* _Exercise brief_: Rewrite the data below with each "temperature-point" swapped for "temp-marker", keeping everything else unchanged.

## START

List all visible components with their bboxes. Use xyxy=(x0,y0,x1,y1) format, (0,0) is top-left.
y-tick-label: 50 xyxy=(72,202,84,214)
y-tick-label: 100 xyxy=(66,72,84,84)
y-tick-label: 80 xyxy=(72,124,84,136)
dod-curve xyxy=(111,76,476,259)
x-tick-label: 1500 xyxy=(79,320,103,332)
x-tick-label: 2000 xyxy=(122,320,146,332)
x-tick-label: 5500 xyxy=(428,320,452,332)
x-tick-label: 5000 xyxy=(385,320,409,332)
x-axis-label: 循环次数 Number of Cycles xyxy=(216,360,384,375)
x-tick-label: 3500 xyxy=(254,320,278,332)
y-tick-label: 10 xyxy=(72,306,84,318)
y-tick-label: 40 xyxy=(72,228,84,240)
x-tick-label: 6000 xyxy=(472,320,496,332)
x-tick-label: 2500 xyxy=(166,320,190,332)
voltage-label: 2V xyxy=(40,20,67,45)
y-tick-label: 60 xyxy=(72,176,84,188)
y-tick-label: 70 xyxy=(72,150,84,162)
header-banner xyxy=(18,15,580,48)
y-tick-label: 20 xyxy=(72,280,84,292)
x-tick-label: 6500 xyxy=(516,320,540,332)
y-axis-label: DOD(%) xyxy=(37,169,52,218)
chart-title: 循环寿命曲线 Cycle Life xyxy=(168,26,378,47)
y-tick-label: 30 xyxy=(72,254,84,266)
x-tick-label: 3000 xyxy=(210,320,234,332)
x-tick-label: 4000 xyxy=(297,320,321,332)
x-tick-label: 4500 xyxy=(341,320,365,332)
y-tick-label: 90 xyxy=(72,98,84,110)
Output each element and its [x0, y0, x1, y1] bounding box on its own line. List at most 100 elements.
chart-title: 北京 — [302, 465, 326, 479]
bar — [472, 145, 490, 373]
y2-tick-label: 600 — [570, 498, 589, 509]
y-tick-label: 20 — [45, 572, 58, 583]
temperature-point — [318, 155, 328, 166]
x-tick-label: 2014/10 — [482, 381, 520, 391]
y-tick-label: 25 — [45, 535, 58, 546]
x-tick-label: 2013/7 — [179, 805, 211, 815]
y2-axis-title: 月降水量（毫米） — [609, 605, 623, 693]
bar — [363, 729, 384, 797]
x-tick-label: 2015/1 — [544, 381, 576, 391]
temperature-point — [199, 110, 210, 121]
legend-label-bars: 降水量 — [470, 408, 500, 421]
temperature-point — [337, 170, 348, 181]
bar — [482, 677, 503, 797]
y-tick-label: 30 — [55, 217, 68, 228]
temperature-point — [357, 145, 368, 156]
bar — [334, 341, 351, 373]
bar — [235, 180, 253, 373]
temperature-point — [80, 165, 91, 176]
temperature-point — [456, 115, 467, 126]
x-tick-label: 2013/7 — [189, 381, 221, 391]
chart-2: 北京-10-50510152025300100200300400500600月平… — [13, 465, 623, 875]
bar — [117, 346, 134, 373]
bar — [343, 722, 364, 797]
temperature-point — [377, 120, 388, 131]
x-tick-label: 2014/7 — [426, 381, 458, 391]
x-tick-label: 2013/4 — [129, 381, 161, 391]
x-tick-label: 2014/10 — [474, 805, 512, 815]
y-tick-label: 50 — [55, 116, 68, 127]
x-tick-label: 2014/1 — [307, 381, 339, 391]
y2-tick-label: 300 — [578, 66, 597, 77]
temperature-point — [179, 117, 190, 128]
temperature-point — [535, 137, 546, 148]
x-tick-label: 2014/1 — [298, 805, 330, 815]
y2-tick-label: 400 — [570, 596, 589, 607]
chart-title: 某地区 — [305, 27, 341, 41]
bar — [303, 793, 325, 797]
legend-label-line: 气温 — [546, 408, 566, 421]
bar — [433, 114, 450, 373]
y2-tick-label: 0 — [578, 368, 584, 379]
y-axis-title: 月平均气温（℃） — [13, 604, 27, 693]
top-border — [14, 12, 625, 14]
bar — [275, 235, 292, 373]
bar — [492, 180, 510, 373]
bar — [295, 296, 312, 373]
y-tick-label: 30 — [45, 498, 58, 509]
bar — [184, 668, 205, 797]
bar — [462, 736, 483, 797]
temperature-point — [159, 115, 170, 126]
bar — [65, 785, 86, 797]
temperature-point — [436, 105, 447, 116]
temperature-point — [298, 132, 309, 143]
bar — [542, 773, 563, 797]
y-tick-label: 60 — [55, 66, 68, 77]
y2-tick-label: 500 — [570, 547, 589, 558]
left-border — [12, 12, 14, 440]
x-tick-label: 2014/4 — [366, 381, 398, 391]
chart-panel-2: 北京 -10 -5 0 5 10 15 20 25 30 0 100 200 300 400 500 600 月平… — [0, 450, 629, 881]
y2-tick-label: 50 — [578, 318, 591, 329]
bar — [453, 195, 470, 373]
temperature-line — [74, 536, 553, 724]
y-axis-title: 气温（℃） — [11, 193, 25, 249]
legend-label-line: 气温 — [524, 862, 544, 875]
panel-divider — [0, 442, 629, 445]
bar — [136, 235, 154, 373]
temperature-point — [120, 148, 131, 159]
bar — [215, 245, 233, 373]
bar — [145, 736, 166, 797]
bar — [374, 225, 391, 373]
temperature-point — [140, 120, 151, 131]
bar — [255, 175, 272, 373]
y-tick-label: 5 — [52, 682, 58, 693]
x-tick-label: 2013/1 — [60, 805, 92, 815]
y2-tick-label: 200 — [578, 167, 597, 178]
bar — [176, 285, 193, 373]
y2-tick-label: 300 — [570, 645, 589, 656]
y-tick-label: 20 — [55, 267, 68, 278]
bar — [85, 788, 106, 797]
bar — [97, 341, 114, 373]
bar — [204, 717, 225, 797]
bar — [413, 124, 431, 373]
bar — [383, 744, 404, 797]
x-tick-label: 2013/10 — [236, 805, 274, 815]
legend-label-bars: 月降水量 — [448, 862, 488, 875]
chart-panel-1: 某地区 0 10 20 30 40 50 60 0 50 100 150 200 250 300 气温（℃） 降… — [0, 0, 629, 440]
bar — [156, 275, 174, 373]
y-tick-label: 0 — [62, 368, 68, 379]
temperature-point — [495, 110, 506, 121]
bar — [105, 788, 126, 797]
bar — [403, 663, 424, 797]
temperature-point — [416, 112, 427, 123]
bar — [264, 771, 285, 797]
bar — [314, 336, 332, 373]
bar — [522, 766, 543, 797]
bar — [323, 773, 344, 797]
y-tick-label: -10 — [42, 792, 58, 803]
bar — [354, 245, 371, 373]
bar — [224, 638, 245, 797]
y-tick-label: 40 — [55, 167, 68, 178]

## END

* _Solution_:
List all visible components with their bboxes. Use xyxy=(x0,y0,x1,y1) format, (0,0) is top-left.
y-tick-label: 50 xyxy=(72,202,84,214)
y-tick-label: 100 xyxy=(66,72,84,84)
y-tick-label: 80 xyxy=(72,124,84,136)
dod-curve xyxy=(111,76,476,259)
x-tick-label: 1500 xyxy=(79,320,103,332)
x-tick-label: 2000 xyxy=(122,320,146,332)
x-tick-label: 5500 xyxy=(428,320,452,332)
x-tick-label: 5000 xyxy=(385,320,409,332)
x-axis-label: 循环次数 Number of Cycles xyxy=(216,360,384,375)
x-tick-label: 3500 xyxy=(254,320,278,332)
y-tick-label: 10 xyxy=(72,306,84,318)
y-tick-label: 40 xyxy=(72,228,84,240)
x-tick-label: 6000 xyxy=(472,320,496,332)
x-tick-label: 2500 xyxy=(166,320,190,332)
voltage-label: 2V xyxy=(40,20,67,45)
y-tick-label: 60 xyxy=(72,176,84,188)
y-tick-label: 70 xyxy=(72,150,84,162)
header-banner xyxy=(18,15,580,48)
y-tick-label: 20 xyxy=(72,280,84,292)
x-tick-label: 6500 xyxy=(516,320,540,332)
y-axis-label: DOD(%) xyxy=(37,169,52,218)
chart-title: 循环寿命曲线 Cycle Life xyxy=(168,26,378,47)
y-tick-label: 30 xyxy=(72,254,84,266)
x-tick-label: 3000 xyxy=(210,320,234,332)
x-tick-label: 4000 xyxy=(297,320,321,332)
x-tick-label: 4500 xyxy=(341,320,365,332)
y-tick-label: 90 xyxy=(72,98,84,110)
Output each element and its [x0, y0, x1, y1] bounding box on its own line. List at most 100 elements.
chart-title: 北京 — [302, 465, 326, 479]
bar — [472, 145, 490, 373]
y2-tick-label: 600 — [570, 498, 589, 509]
y-tick-label: 20 — [45, 572, 58, 583]
temp-marker — [318, 155, 328, 166]
x-tick-label: 2014/10 — [482, 381, 520, 391]
y-tick-label: 25 — [45, 535, 58, 546]
x-tick-label: 2013/7 — [179, 805, 211, 815]
y2-axis-title: 月降水量（毫米） — [609, 605, 623, 693]
bar — [363, 729, 384, 797]
x-tick-label: 2015/1 — [544, 381, 576, 391]
temp-marker — [199, 110, 210, 121]
legend-label-bars: 降水量 — [470, 408, 500, 421]
temp-marker — [337, 170, 348, 181]
bar — [482, 677, 503, 797]
y-tick-label: 30 — [55, 217, 68, 228]
temp-marker — [357, 145, 368, 156]
bar — [334, 341, 351, 373]
bar — [235, 180, 253, 373]
temp-marker — [80, 165, 91, 176]
temp-marker — [456, 115, 467, 126]
x-tick-label: 2013/7 — [189, 381, 221, 391]
chart-2: 北京-10-50510152025300100200300400500600月平… — [13, 465, 623, 875]
bar — [117, 346, 134, 373]
bar — [343, 722, 364, 797]
temp-marker — [377, 120, 388, 131]
x-tick-label: 2014/7 — [426, 381, 458, 391]
x-tick-label: 2013/4 — [129, 381, 161, 391]
x-tick-label: 2014/10 — [474, 805, 512, 815]
y-tick-label: 50 — [55, 116, 68, 127]
x-tick-label: 2014/1 — [307, 381, 339, 391]
y2-tick-label: 300 — [578, 66, 597, 77]
temp-marker — [179, 117, 190, 128]
temp-marker — [535, 137, 546, 148]
x-tick-label: 2014/1 — [298, 805, 330, 815]
y2-tick-label: 400 — [570, 596, 589, 607]
chart-title: 某地区 — [305, 27, 341, 41]
bar — [303, 793, 325, 797]
legend-label-line: 气温 — [546, 408, 566, 421]
bar — [433, 114, 450, 373]
y2-tick-label: 0 — [578, 368, 584, 379]
y-axis-title: 月平均气温（℃） — [13, 604, 27, 693]
top-border — [14, 12, 625, 14]
bar — [275, 235, 292, 373]
bar — [492, 180, 510, 373]
bar — [295, 296, 312, 373]
y-tick-label: 30 — [45, 498, 58, 509]
bar — [184, 668, 205, 797]
bar — [462, 736, 483, 797]
temp-marker — [159, 115, 170, 126]
bar — [65, 785, 86, 797]
temp-marker — [436, 105, 447, 116]
temp-marker — [298, 132, 309, 143]
bar — [542, 773, 563, 797]
y-tick-label: 60 — [55, 66, 68, 77]
y2-tick-label: 500 — [570, 547, 589, 558]
left-border — [12, 12, 14, 440]
x-tick-label: 2014/4 — [366, 381, 398, 391]
chart-panel-2: 北京 -10 -5 0 5 10 15 20 25 30 0 100 200 300 400 500 600 月平… — [0, 450, 629, 881]
y2-tick-label: 50 — [578, 318, 591, 329]
bar — [453, 195, 470, 373]
temperature-line — [74, 536, 553, 724]
y-axis-title: 气温（℃） — [11, 193, 25, 249]
legend-label-line: 气温 — [524, 862, 544, 875]
panel-divider — [0, 442, 629, 445]
bar — [136, 235, 154, 373]
temp-marker — [120, 148, 131, 159]
bar — [215, 245, 233, 373]
bar — [145, 736, 166, 797]
bar — [374, 225, 391, 373]
temp-marker — [140, 120, 151, 131]
bar — [255, 175, 272, 373]
y-tick-label: 5 — [52, 682, 58, 693]
x-tick-label: 2013/1 — [60, 805, 92, 815]
y2-tick-label: 200 — [578, 167, 597, 178]
bar — [176, 285, 193, 373]
y2-tick-label: 300 — [570, 645, 589, 656]
y-tick-label: 20 — [55, 267, 68, 278]
bar — [85, 788, 106, 797]
bar — [97, 341, 114, 373]
bar — [204, 717, 225, 797]
bar — [413, 124, 431, 373]
bar — [383, 744, 404, 797]
x-tick-label: 2013/10 — [236, 805, 274, 815]
legend-label-bars: 月降水量 — [448, 862, 488, 875]
chart-panel-1: 某地区 0 10 20 30 40 50 60 0 50 100 150 200 250 300 气温（℃） 降… — [0, 0, 629, 440]
bar — [156, 275, 174, 373]
y-tick-label: 0 — [62, 368, 68, 379]
temp-marker — [495, 110, 506, 121]
bar — [105, 788, 126, 797]
bar — [403, 663, 424, 797]
temp-marker — [416, 112, 427, 123]
bar — [264, 771, 285, 797]
bar — [314, 336, 332, 373]
bar — [522, 766, 543, 797]
bar — [323, 773, 344, 797]
y-tick-label: -10 — [42, 792, 58, 803]
bar — [354, 245, 371, 373]
bar — [224, 638, 245, 797]
y-tick-label: 40 — [55, 167, 68, 178]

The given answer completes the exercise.